(Brief) Repeat each entry as written, dropping any picture you find.

(Data in this exercise)
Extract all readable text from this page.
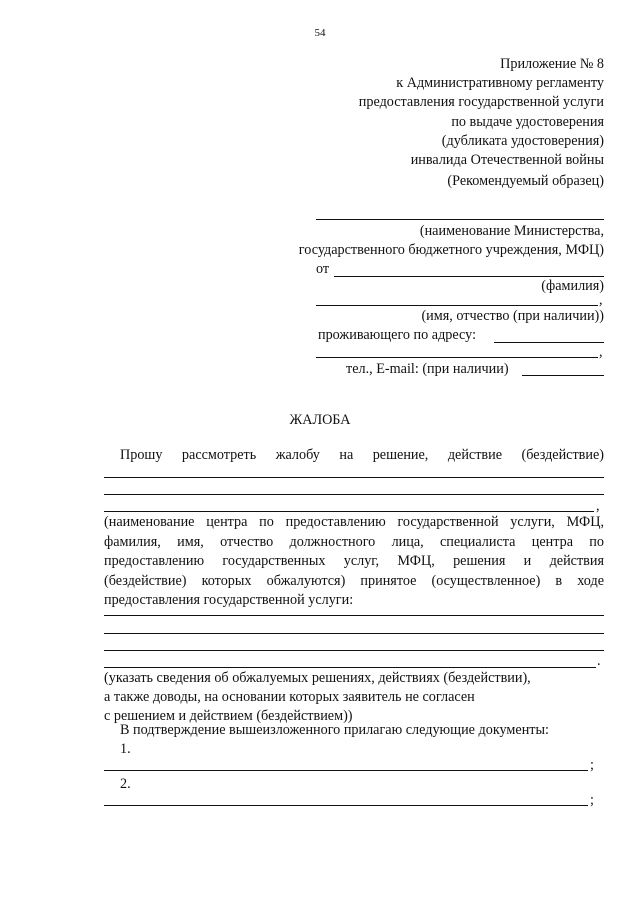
54
Приложение № 8
к Административному регламенту
предоставления государственной услуги
по выдаче удостоверения
(дубликата удостоверения)
инвалида Отечественной войны
(Рекомендуемый образец)
(наименование Министерства,
государственного бюджетного учреждения, МФЦ)
от
(фамилия)
,
(имя, отчество (при наличии))
проживающего по адресу:
,
тел., E-mail: (при наличии)
ЖАЛОБА
Прошу рассмотреть жалобу на решение, действие (бездействие)
,
(наименование центра по предоставлению государственной услуги, МФЦ,
фамилия, имя, отчество должностного лица, специалиста центра по
предоставлению государственных услуг, МФЦ, решения и действия
(бездействие) которых обжалуются) принятое (осуществленное) в ходе
предоставления государственной услуги:
.
(указать сведения об обжалуемых решениях, действиях (бездействии),
а также доводы, на основании которых заявитель не согласен
с решением и действием (бездействием))
В подтверждение вышеизложенного прилагаю следующие документы:
1.
;
2.
;
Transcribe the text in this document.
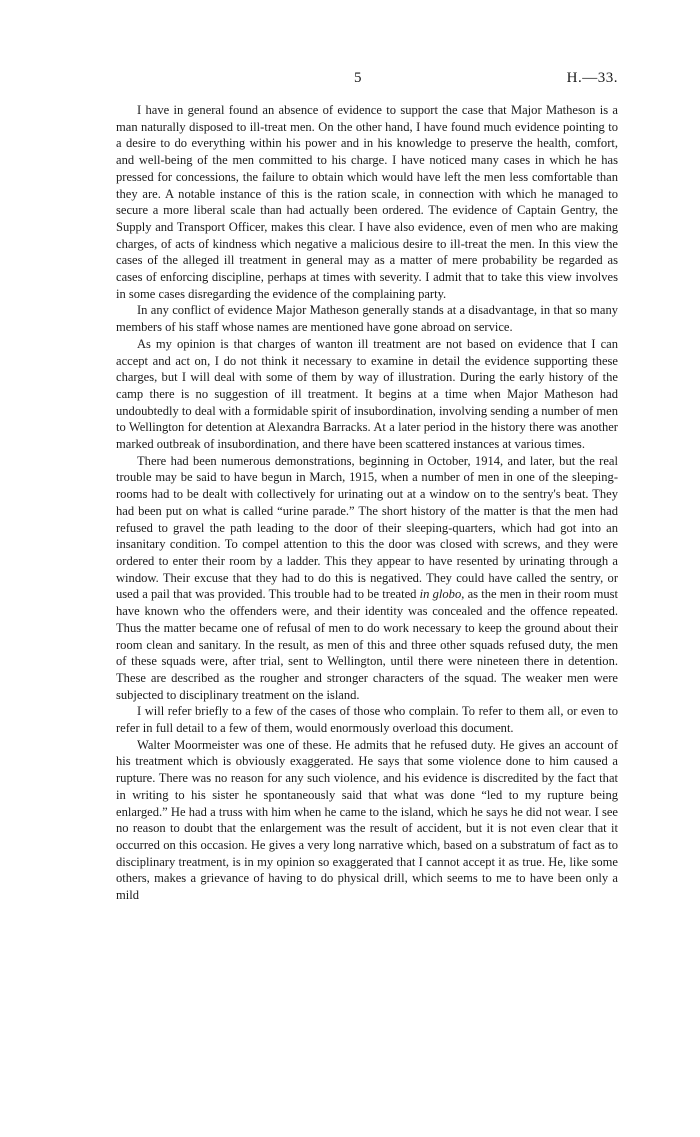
5	H.—33.

I have in general found an absence of evidence to support the case that Major Matheson is a man naturally disposed to ill-treat men. On the other hand, I have found much evidence pointing to a desire to do everything within his power and in his knowledge to preserve the health, comfort, and well-being of the men committed to his charge. I have noticed many cases in which he has pressed for concessions, the failure to obtain which would have left the men less comfortable than they are. A notable instance of this is the ration scale, in connection with which he managed to secure a more liberal scale than had actually been ordered. The evidence of Captain Gentry, the Supply and Transport Officer, makes this clear. I have also evidence, even of men who are making charges, of acts of kindness which negative a malicious desire to ill-treat the men. In this view the cases of the alleged ill treatment in general may as a matter of mere probability be regarded as cases of enforcing discipline, perhaps at times with severity. I admit that to take this view involves in some cases disregarding the evidence of the complaining party.

In any conflict of evidence Major Matheson generally stands at a disadvantage, in that so many members of his staff whose names are mentioned have gone abroad on service.

As my opinion is that charges of wanton ill treatment are not based on evidence that I can accept and act on, I do not think it necessary to examine in detail the evidence supporting these charges, but I will deal with some of them by way of illustration. During the early history of the camp there is no suggestion of ill treatment. It begins at a time when Major Matheson had undoubtedly to deal with a formidable spirit of insubordination, involving sending a number of men to Wellington for detention at Alexandra Barracks. At a later period in the history there was another marked outbreak of insubordination, and there have been scattered instances at various times.

There had been numerous demonstrations, beginning in October, 1914, and later, but the real trouble may be said to have begun in March, 1915, when a number of men in one of the sleeping-rooms had to be dealt with collectively for urinating out at a window on to the sentry's beat. They had been put on what is called “urine parade.” The short history of the matter is that the men had refused to gravel the path leading to the door of their sleeping-quarters, which had got into an insanitary condition. To compel attention to this the door was closed with screws, and they were ordered to enter their room by a ladder. This they appear to have resented by urinating through a window. Their excuse that they had to do this is negatived. They could have called the sentry, or used a pail that was provided. This trouble had to be treated in globo, as the men in their room must have known who the offenders were, and their identity was concealed and the offence repeated. Thus the matter became one of refusal of men to do work necessary to keep the ground about their room clean and sanitary. In the result, as men of this and three other squads refused duty, the men of these squads were, after trial, sent to Wellington, until there were nineteen there in detention. These are described as the rougher and stronger characters of the squad. The weaker men were subjected to disciplinary treatment on the island.

I will refer briefly to a few of the cases of those who complain. To refer to them all, or even to refer in full detail to a few of them, would enormously overload this document.

Walter Moormeister was one of these. He admits that he refused duty. He gives an account of his treatment which is obviously exaggerated. He says that some violence done to him caused a rupture. There was no reason for any such violence, and his evidence is discredited by the fact that in writing to his sister he spontaneously said that what was done “led to my rupture being enlarged.” He had a truss with him when he came to the island, which he says he did not wear. I see no reason to doubt that the enlargement was the result of accident, but it is not even clear that it occurred on this occasion. He gives a very long narrative which, based on a substratum of fact as to disciplinary treatment, is in my opinion so exaggerated that I cannot accept it as true. He, like some others, makes a grievance of having to do physical drill, which seems to me to have been only a mild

(Problem solution)
Extract all readable text from this page.
54
Приложение № 8
к Административному регламенту
предоставления государственной услуги
по выдаче удостоверения
(дубликата удостоверения)
инвалида Отечественной войны
(Рекомендуемый образец)
(наименование Министерства,
государственного бюджетного учреждения, МФЦ)
от
(фамилия)
,
(имя, отчество (при наличии))
проживающего по адресу:
,
тел., E-mail: (при наличии)
ЖАЛОБА
Прошу рассмотреть жалобу на решение, действие (бездействие)
,
(наименование центра по предоставлению государственной услуги, МФЦ,
фамилия, имя, отчество должностного лица, специалиста центра по
предоставлению государственных услуг, МФЦ, решения и действия
(бездействие) которых обжалуются) принятое (осуществленное) в ходе
предоставления государственной услуги:
.
(указать сведения об обжалуемых решениях, действиях (бездействии),
а также доводы, на основании которых заявитель не согласен
с решением и действием (бездействием))
В подтверждение вышеизложенного прилагаю следующие документы:
1.
;
2.
;
Transcribe the text in this document.
5	H.—33.

I have in general found an absence of evidence to support the case that Major Matheson is a man naturally disposed to ill-treat men. On the other hand, I have found much evidence pointing to a desire to do everything within his power and in his knowledge to preserve the health, comfort, and well-being of the men committed to his charge. I have noticed many cases in which he has pressed for concessions, the failure to obtain which would have left the men less comfortable than they are. A notable instance of this is the ration scale, in connection with which he managed to secure a more liberal scale than had actually been ordered. The evidence of Captain Gentry, the Supply and Transport Officer, makes this clear. I have also evidence, even of men who are making charges, of acts of kindness which negative a malicious desire to ill-treat the men. In this view the cases of the alleged ill treatment in general may as a matter of mere probability be regarded as cases of enforcing discipline, perhaps at times with severity. I admit that to take this view involves in some cases disregarding the evidence of the complaining party.

In any conflict of evidence Major Matheson generally stands at a disadvantage, in that so many members of his staff whose names are mentioned have gone abroad on service.

As my opinion is that charges of wanton ill treatment are not based on evidence that I can accept and act on, I do not think it necessary to examine in detail the evidence supporting these charges, but I will deal with some of them by way of illustration. During the early history of the camp there is no suggestion of ill treatment. It begins at a time when Major Matheson had undoubtedly to deal with a formidable spirit of insubordination, involving sending a number of men to Wellington for detention at Alexandra Barracks. At a later period in the history there was another marked outbreak of insubordination, and there have been scattered instances at various times.

There had been numerous demonstrations, beginning in October, 1914, and later, but the real trouble may be said to have begun in March, 1915, when a number of men in one of the sleeping-rooms had to be dealt with collectively for urinating out at a window on to the sentry's beat. They had been put on what is called “urine parade.” The short history of the matter is that the men had refused to gravel the path leading to the door of their sleeping-quarters, which had got into an insanitary condition. To compel attention to this the door was closed with screws, and they were ordered to enter their room by a ladder. This they appear to have resented by urinating through a window. Their excuse that they had to do this is negatived. They could have called the sentry, or used a pail that was provided. This trouble had to be treated in globo, as the men in their room must have known who the offenders were, and their identity was concealed and the offence repeated. Thus the matter became one of refusal of men to do work necessary to keep the ground about their room clean and sanitary. In the result, as men of this and three other squads refused duty, the men of these squads were, after trial, sent to Wellington, until there were nineteen there in detention. These are described as the rougher and stronger characters of the squad. The weaker men were subjected to disciplinary treatment on the island.

I will refer briefly to a few of the cases of those who complain. To refer to them all, or even to refer in full detail to a few of them, would enormously overload this document.

Walter Moormeister was one of these. He admits that he refused duty. He gives an account of his treatment which is obviously exaggerated. He says that some violence done to him caused a rupture. There was no reason for any such violence, and his evidence is discredited by the fact that in writing to his sister he spontaneously said that what was done “led to my rupture being enlarged.” He had a truss with him when he came to the island, which he says he did not wear. I see no reason to doubt that the enlargement was the result of accident, but it is not even clear that it occurred on this occasion. He gives a very long narrative which, based on a substratum of fact as to disciplinary treatment, is in my opinion so exaggerated that I cannot accept it as true. He, like some others, makes a grievance of having to do physical drill, which seems to me to have been only a mild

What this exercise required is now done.